## SHORT PROBLEM
Report every line of the items that contains the word "Yellow", matching case exactly.
+ + +
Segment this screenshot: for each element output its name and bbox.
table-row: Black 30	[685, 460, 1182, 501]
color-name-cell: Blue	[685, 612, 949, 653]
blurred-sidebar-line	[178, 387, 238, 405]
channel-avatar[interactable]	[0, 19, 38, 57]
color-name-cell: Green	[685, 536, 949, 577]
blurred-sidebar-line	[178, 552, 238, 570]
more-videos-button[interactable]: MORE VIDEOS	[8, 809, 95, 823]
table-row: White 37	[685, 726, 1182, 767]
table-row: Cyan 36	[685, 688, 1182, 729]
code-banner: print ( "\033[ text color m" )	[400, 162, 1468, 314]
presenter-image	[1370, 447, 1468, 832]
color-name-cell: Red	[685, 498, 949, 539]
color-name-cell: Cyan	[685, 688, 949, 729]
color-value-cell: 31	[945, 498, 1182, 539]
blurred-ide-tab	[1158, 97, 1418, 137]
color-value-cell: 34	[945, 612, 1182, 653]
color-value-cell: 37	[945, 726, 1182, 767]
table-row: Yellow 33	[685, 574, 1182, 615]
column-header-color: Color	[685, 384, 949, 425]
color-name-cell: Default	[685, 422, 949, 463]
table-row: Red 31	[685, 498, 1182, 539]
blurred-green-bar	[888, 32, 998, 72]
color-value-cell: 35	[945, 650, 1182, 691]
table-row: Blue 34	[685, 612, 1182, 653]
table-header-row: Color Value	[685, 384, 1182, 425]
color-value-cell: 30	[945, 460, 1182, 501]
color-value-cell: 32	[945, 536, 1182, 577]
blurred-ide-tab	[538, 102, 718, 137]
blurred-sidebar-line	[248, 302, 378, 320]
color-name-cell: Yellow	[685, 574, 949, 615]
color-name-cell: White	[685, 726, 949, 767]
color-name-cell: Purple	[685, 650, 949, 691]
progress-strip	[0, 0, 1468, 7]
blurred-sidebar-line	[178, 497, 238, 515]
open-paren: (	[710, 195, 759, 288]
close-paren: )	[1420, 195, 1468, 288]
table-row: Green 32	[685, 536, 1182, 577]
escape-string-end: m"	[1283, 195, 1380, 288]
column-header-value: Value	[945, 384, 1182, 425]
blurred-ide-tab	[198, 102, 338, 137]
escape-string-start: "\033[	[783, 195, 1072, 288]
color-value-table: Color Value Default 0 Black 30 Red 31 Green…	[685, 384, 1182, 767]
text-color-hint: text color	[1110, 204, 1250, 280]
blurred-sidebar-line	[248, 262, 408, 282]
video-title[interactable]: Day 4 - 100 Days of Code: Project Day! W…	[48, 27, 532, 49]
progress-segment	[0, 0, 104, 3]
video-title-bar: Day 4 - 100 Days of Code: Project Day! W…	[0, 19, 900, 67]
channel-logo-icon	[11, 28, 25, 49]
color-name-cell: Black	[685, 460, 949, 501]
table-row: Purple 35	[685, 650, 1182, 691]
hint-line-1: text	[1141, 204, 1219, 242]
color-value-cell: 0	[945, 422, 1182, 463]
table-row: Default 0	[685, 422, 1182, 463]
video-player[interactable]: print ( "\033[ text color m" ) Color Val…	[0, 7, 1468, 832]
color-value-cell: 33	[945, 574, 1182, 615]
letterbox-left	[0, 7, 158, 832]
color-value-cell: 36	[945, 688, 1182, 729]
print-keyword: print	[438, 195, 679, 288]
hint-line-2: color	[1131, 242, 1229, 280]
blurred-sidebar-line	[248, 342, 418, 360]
+ + +
## FINISHED ANSWER
table-row: Yellow 33	[685, 574, 1182, 615]
color-name-cell: Yellow	[685, 574, 949, 615]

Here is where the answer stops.